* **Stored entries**
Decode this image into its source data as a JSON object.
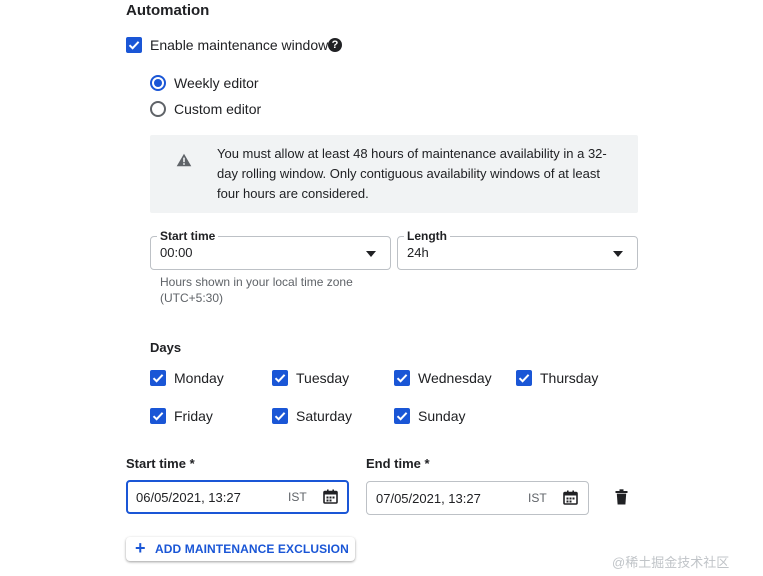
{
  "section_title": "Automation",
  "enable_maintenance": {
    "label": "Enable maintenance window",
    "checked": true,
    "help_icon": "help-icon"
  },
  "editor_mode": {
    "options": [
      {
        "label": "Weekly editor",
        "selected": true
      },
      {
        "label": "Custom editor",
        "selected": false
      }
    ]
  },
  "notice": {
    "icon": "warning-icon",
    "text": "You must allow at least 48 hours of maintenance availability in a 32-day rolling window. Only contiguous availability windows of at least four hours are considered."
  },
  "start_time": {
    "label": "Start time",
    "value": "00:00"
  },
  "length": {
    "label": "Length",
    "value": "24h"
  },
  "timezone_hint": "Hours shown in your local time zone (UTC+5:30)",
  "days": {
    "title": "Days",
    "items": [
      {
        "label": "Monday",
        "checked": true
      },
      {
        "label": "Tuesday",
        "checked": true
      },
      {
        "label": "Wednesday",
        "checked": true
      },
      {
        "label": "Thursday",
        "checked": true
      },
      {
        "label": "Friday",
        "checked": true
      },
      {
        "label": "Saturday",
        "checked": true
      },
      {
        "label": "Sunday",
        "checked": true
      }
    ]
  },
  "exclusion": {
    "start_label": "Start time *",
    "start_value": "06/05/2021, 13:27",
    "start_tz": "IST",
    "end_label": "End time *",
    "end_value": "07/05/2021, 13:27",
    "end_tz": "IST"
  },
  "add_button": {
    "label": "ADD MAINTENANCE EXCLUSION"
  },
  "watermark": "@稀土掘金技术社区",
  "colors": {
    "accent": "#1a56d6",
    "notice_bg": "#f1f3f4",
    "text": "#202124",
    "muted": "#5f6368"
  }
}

* **STATED GOAL**
Repeat each line of the records above exactly, but do not copy the pictures.

* **SOLUTION BELOW**
Decode this image into its source data as a JSON object.
{
  "section_title": "Automation",
  "enable_maintenance": {
    "label": "Enable maintenance window",
    "checked": true,
    "help_icon": "help-icon"
  },
  "editor_mode": {
    "options": [
      {
        "label": "Weekly editor",
        "selected": true
      },
      {
        "label": "Custom editor",
        "selected": false
      }
    ]
  },
  "notice": {
    "icon": "warning-icon",
    "text": "You must allow at least 48 hours of maintenance availability in a 32-day rolling window. Only contiguous availability windows of at least four hours are considered."
  },
  "start_time": {
    "label": "Start time",
    "value": "00:00"
  },
  "length": {
    "label": "Length",
    "value": "24h"
  },
  "timezone_hint": "Hours shown in your local time zone (UTC+5:30)",
  "days": {
    "title": "Days",
    "items": [
      {
        "label": "Monday",
        "checked": true
      },
      {
        "label": "Tuesday",
        "checked": true
      },
      {
        "label": "Wednesday",
        "checked": true
      },
      {
        "label": "Thursday",
        "checked": true
      },
      {
        "label": "Friday",
        "checked": true
      },
      {
        "label": "Saturday",
        "checked": true
      },
      {
        "label": "Sunday",
        "checked": true
      }
    ]
  },
  "exclusion": {
    "start_label": "Start time *",
    "start_value": "06/05/2021, 13:27",
    "start_tz": "IST",
    "end_label": "End time *",
    "end_value": "07/05/2021, 13:27",
    "end_tz": "IST"
  },
  "add_button": {
    "label": "ADD MAINTENANCE EXCLUSION"
  },
  "watermark": "@稀土掘金技术社区",
  "colors": {
    "accent": "#1a56d6",
    "notice_bg": "#f1f3f4",
    "text": "#202124",
    "muted": "#5f6368"
  }
}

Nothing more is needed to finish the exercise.